[BEGIN]

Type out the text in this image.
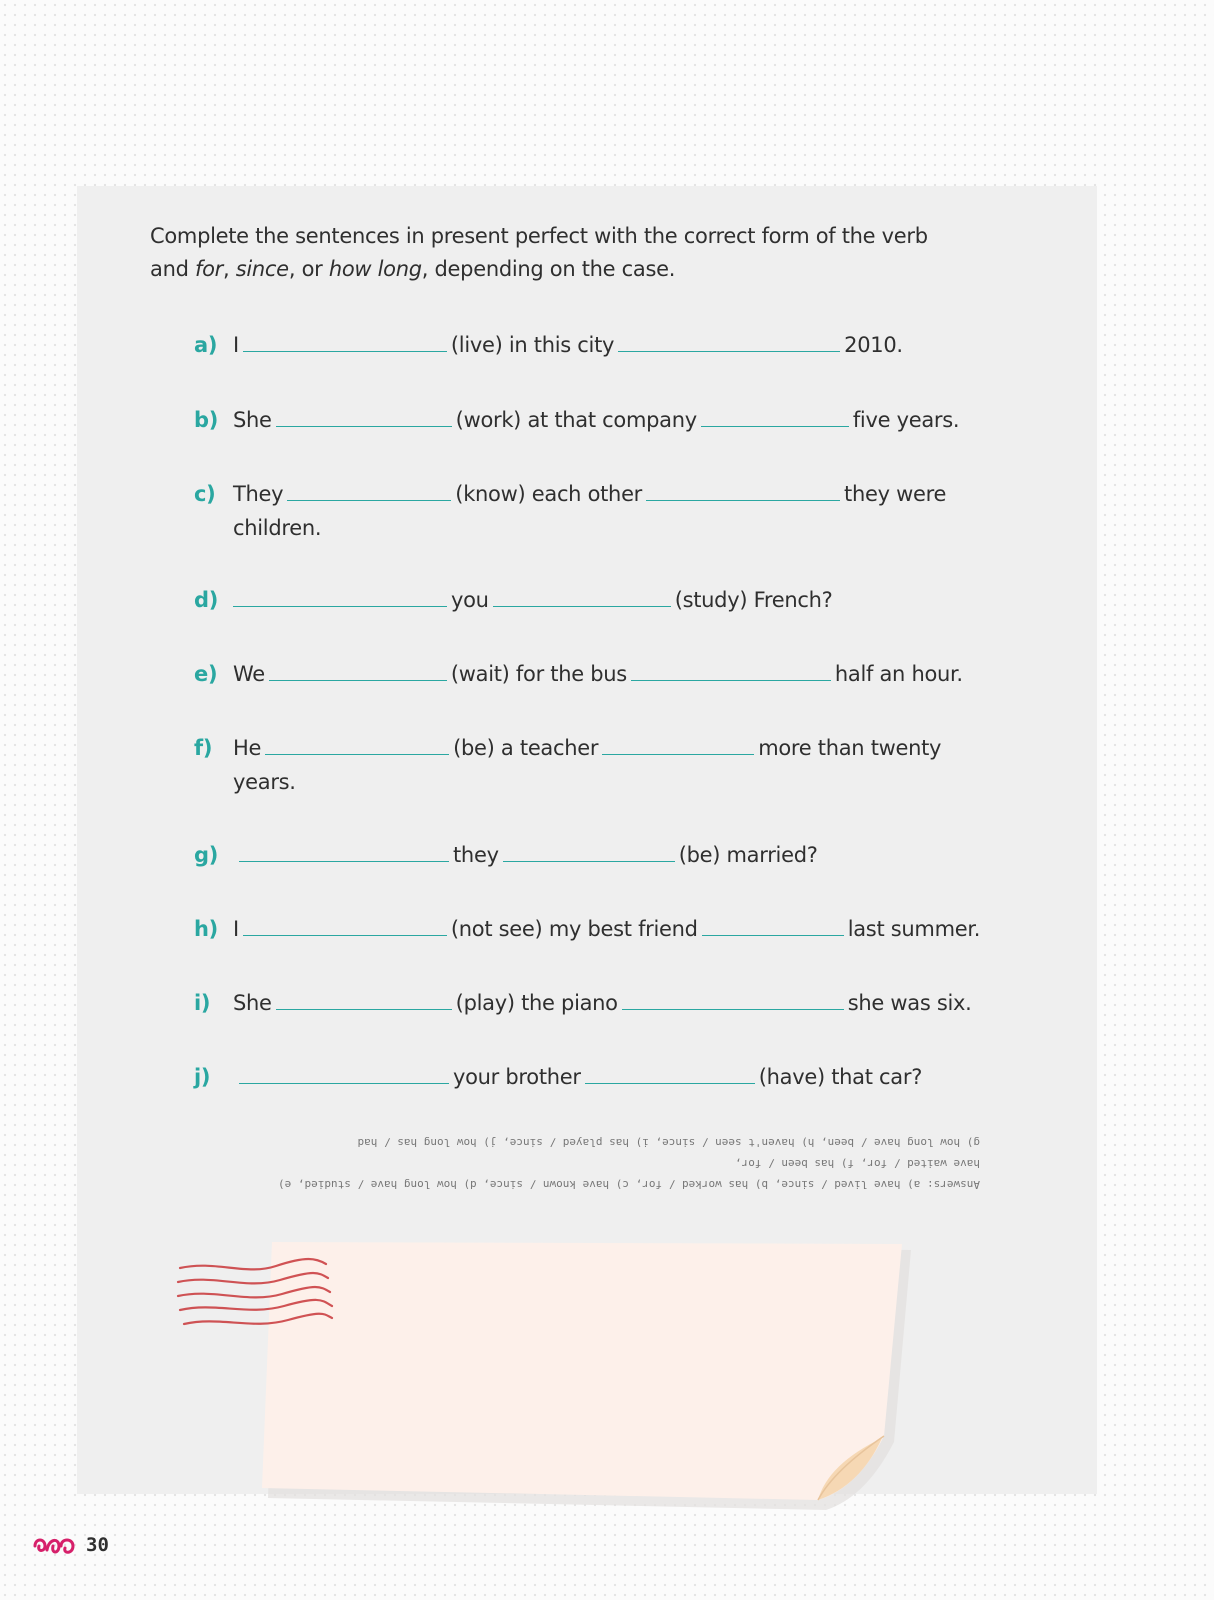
Complete the sentences in present perfect with the correct form of the verb and for, since, or how long, depending on the case.

a) I	(live) in this city	2010.
b) She	(work) at that company	five years.
c) They	(know) each other	they were children.
d)	you	(study) French?
e) We	(wait) for the bus	half an hour.
f) He	(be) a teacher	more than twenty years.
g)	they	(be) married?
h) I	(not see) my best friend	last summer.
i) She	(play) the piano	she was six.
j)	your brother	(have) that car?
Answers: a) have lived / since, b) has worked / for, c) have known / since, d) how long have / studied, e) have waited / for, f) has been / for,
g) how long have / been, h) haven't seen / since, i) has played / since, j) how long has / had
30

[END]

Check every line of the entries above for the word "that" and report how many lines contain it, giving the number only.

**EXERCISE SOLUTION**
2